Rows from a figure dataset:
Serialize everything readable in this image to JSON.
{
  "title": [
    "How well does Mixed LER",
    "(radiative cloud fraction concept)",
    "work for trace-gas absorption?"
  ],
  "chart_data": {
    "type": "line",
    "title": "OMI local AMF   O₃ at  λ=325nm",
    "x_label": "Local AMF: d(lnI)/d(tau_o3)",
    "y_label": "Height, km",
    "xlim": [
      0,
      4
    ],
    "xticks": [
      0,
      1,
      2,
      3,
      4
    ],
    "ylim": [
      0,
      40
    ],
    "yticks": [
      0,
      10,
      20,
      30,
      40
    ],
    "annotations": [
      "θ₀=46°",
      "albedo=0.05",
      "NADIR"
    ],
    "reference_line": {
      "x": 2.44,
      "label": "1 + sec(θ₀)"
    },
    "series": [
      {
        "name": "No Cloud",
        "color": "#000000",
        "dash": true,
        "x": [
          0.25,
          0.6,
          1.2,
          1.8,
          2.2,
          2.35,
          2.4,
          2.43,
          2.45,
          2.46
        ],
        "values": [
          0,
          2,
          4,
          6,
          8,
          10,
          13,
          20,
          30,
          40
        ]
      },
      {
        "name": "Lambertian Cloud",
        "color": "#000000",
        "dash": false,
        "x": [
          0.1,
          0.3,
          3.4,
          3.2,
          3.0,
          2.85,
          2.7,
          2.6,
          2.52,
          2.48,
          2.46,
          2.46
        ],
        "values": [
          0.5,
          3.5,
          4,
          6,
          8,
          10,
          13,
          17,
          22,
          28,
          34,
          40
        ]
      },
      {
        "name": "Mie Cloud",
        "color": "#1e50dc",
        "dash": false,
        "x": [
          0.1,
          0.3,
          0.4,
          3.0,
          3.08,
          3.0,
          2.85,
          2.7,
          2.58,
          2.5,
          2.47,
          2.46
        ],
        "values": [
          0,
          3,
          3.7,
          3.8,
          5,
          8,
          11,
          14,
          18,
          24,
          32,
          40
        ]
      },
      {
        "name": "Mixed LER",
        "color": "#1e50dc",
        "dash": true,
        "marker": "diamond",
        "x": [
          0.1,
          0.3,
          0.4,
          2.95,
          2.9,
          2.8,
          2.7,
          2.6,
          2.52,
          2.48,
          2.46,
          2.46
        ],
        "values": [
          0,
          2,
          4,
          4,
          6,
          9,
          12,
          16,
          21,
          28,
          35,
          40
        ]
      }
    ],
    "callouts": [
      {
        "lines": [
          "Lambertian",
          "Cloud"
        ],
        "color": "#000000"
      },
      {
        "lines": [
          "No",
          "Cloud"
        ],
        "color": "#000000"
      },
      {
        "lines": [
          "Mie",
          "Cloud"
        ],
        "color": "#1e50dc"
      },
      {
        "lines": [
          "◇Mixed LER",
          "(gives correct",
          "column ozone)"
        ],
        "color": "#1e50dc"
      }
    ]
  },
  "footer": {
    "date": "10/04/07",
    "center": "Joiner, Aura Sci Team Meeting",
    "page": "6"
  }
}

...

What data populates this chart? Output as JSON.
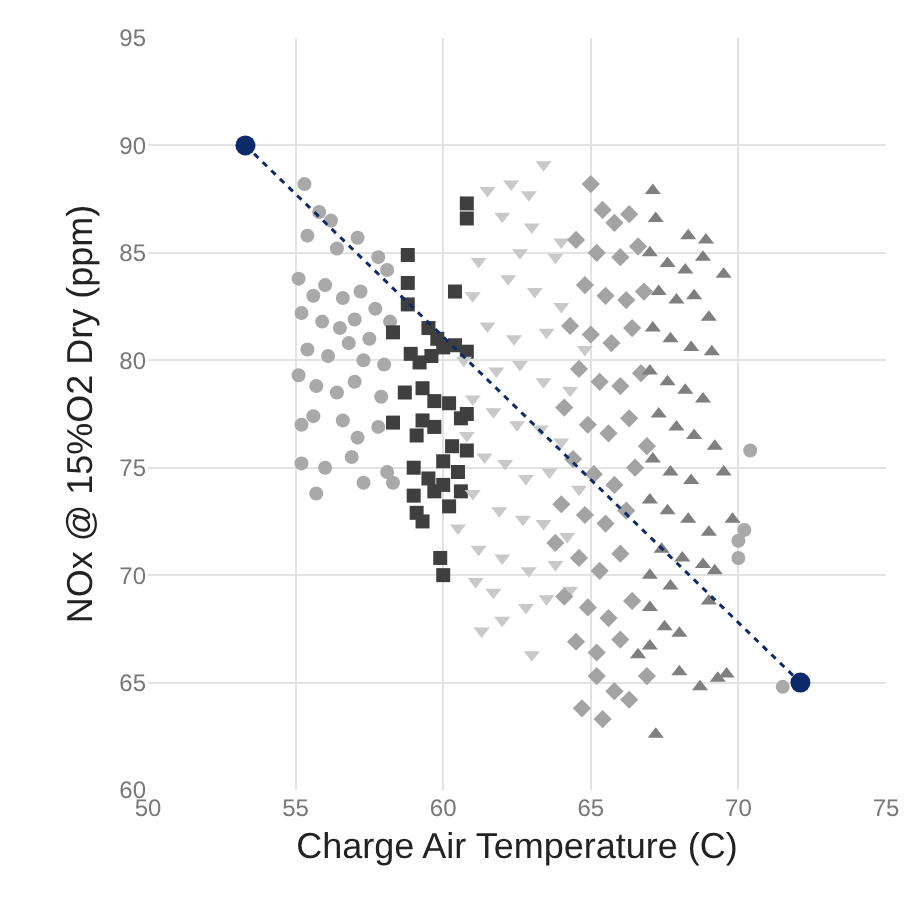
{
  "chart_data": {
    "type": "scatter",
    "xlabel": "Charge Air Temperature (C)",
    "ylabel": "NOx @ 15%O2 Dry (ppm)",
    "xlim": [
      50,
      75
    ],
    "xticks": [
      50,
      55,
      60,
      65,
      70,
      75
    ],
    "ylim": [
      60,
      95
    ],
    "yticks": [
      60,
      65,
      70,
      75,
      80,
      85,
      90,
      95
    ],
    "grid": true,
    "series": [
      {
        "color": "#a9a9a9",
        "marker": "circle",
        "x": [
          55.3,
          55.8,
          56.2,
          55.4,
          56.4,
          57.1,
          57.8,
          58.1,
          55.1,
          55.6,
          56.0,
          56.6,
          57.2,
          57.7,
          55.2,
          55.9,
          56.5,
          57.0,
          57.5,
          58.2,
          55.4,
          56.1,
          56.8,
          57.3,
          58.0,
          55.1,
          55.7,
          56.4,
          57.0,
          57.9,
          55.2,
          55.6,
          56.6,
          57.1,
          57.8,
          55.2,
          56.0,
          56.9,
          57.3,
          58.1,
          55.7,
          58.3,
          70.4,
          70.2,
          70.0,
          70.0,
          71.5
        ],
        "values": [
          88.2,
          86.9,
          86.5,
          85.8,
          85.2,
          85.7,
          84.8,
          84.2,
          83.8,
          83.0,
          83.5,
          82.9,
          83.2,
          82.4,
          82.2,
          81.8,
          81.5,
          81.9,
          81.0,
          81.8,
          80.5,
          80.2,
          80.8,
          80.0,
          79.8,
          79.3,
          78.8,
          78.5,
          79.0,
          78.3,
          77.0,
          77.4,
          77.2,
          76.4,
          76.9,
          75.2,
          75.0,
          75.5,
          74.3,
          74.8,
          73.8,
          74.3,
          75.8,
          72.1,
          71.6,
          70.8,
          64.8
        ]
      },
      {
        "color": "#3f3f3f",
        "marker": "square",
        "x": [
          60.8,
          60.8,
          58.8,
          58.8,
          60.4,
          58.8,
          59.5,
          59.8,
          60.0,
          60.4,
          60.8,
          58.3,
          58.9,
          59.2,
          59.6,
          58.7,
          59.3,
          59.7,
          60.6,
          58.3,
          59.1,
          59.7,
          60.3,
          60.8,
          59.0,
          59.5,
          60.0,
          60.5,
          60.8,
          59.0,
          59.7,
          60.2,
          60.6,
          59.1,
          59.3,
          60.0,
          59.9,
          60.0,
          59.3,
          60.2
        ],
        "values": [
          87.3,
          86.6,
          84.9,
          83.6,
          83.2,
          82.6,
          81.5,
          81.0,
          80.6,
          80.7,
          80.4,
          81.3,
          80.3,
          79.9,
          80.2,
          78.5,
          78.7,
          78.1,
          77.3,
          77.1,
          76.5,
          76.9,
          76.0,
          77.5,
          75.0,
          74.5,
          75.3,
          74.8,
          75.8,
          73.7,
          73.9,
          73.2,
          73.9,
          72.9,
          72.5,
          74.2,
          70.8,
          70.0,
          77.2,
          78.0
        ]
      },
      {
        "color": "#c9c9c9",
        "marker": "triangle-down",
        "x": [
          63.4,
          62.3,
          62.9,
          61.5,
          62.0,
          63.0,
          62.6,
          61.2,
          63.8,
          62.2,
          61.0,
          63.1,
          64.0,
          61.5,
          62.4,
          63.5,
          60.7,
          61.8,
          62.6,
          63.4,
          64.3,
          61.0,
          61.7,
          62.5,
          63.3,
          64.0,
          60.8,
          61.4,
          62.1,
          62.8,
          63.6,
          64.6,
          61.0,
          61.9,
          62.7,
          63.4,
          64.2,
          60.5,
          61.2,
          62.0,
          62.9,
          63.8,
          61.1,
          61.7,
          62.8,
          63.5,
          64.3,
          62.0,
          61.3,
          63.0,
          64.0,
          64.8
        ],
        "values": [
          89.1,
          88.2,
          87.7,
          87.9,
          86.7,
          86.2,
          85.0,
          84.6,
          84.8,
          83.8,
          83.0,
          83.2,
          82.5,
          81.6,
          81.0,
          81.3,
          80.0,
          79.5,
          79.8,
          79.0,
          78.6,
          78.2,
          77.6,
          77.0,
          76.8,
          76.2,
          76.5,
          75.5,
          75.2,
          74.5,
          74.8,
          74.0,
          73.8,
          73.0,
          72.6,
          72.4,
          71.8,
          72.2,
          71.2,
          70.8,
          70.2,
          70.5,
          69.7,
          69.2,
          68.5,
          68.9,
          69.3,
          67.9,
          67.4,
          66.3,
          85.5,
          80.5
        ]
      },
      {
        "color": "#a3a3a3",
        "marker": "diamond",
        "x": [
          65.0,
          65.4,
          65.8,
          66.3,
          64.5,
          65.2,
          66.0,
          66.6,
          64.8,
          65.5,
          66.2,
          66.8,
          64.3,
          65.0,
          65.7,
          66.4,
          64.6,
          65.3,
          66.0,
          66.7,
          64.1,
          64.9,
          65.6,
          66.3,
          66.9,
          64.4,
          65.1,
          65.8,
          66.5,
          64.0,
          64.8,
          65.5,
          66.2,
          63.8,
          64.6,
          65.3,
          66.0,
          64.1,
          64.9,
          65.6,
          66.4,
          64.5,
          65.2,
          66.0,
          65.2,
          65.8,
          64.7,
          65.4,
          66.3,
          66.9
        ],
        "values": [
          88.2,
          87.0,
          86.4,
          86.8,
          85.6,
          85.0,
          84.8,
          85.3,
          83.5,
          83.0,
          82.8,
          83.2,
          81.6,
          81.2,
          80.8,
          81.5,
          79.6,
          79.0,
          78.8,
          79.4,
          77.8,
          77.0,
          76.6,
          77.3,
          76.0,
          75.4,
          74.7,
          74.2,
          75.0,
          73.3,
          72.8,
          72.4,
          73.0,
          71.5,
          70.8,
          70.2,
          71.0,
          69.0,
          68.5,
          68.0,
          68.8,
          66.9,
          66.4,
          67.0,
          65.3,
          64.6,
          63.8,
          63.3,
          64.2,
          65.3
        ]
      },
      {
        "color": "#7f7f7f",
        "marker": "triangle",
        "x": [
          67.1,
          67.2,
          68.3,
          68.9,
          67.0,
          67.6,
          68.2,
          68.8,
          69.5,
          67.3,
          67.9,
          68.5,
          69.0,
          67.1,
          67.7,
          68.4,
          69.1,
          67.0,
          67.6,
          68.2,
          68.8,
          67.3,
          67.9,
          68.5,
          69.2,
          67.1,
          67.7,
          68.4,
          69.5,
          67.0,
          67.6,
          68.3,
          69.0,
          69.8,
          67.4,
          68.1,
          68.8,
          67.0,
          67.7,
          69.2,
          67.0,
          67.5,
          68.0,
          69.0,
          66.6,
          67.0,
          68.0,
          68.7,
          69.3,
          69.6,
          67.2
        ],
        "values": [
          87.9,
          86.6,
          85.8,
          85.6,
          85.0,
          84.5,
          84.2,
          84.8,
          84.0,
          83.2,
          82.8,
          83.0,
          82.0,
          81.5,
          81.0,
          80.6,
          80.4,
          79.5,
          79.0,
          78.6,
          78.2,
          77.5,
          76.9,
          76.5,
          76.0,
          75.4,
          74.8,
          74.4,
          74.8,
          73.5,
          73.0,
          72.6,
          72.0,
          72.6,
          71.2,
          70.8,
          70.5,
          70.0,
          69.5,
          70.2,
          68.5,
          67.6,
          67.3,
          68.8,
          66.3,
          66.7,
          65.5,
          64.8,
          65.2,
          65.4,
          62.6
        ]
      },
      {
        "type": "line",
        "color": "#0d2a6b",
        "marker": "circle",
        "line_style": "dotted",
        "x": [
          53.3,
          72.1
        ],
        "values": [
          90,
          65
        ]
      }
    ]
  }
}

▶ _PROBLEM DESCRIPTION_
Filter the entries down to the lines with the word "Mixed" in them.

▶ _RESULT FOR THIS EXERCISE_
    "How well does Mixed LER",
        "name": "Mixed LER",
          "◇Mixed LER",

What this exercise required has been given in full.